Entries from a dataset =>
## START

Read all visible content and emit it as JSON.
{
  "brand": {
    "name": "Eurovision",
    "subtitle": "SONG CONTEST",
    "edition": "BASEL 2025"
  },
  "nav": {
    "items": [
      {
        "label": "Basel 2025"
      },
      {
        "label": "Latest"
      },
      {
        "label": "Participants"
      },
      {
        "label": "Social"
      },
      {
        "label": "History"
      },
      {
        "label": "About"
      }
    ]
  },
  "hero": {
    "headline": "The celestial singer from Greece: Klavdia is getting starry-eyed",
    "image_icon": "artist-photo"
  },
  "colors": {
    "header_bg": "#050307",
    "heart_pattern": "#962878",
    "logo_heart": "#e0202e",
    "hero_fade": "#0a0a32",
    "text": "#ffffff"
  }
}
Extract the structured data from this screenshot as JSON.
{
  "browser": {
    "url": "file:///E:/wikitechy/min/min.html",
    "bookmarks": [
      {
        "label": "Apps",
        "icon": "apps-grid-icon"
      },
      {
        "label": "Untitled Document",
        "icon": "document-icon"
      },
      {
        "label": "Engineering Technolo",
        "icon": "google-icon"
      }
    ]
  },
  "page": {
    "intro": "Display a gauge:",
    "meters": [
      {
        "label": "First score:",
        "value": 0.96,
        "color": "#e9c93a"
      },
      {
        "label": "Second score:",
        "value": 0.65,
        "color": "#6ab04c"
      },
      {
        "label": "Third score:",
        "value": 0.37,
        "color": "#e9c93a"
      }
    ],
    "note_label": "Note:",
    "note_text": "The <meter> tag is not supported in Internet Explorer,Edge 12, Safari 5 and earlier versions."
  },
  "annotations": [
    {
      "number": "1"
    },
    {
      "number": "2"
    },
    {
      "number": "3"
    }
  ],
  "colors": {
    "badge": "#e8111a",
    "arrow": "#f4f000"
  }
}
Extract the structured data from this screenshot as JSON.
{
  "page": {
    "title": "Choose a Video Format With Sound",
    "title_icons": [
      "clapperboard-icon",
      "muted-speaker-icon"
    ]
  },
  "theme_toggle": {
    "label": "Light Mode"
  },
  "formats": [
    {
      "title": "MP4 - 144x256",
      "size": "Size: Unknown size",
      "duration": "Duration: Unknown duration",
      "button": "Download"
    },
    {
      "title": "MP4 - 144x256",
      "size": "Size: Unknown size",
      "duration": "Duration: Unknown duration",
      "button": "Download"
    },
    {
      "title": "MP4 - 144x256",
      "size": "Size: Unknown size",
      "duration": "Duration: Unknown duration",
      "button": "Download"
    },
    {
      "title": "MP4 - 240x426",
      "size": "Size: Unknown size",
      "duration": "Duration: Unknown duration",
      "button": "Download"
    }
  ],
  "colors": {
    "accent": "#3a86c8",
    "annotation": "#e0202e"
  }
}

## END

Aim of the exercise => Using the data above, print every record exactly as shown.

Answer for this exercise =>
Read all visible content and emit it as JSON.
{
  "brand": {
    "name": "Eurovision",
    "subtitle": "SONG CONTEST",
    "edition": "BASEL 2025"
  },
  "nav": {
    "items": [
      {
        "label": "Basel 2025"
      },
      {
        "label": "Latest"
      },
      {
        "label": "Participants"
      },
      {
        "label": "Social"
      },
      {
        "label": "History"
      },
      {
        "label": "About"
      }
    ]
  },
  "hero": {
    "headline": "The celestial singer from Greece: Klavdia is getting starry-eyed",
    "image_icon": "artist-photo"
  },
  "colors": {
    "header_bg": "#050307",
    "heart_pattern": "#962878",
    "logo_heart": "#e0202e",
    "hero_fade": "#0a0a32",
    "text": "#ffffff"
  }
}
Extract the structured data from this screenshot as JSON.
{
  "browser": {
    "url": "file:///E:/wikitechy/min/min.html",
    "bookmarks": [
      {
        "label": "Apps",
        "icon": "apps-grid-icon"
      },
      {
        "label": "Untitled Document",
        "icon": "document-icon"
      },
      {
        "label": "Engineering Technolo",
        "icon": "google-icon"
      }
    ]
  },
  "page": {
    "intro": "Display a gauge:",
    "meters": [
      {
        "label": "First score:",
        "value": 0.96,
        "color": "#e9c93a"
      },
      {
        "label": "Second score:",
        "value": 0.65,
        "color": "#6ab04c"
      },
      {
        "label": "Third score:",
        "value": 0.37,
        "color": "#e9c93a"
      }
    ],
    "note_label": "Note:",
    "note_text": "The <meter> tag is not supported in Internet Explorer,Edge 12, Safari 5 and earlier versions."
  },
  "annotations": [
    {
      "number": "1"
    },
    {
      "number": "2"
    },
    {
      "number": "3"
    }
  ],
  "colors": {
    "badge": "#e8111a",
    "arrow": "#f4f000"
  }
}
Extract the structured data from this screenshot as JSON.
{
  "page": {
    "title": "Choose a Video Format With Sound",
    "title_icons": [
      "clapperboard-icon",
      "muted-speaker-icon"
    ]
  },
  "theme_toggle": {
    "label": "Light Mode"
  },
  "formats": [
    {
      "title": "MP4 - 144x256",
      "size": "Size: Unknown size",
      "duration": "Duration: Unknown duration",
      "button": "Download"
    },
    {
      "title": "MP4 - 144x256",
      "size": "Size: Unknown size",
      "duration": "Duration: Unknown duration",
      "button": "Download"
    },
    {
      "title": "MP4 - 144x256",
      "size": "Size: Unknown size",
      "duration": "Duration: Unknown duration",
      "button": "Download"
    },
    {
      "title": "MP4 - 240x426",
      "size": "Size: Unknown size",
      "duration": "Duration: Unknown duration",
      "button": "Download"
    }
  ],
  "colors": {
    "accent": "#3a86c8",
    "annotation": "#e0202e"
  }
}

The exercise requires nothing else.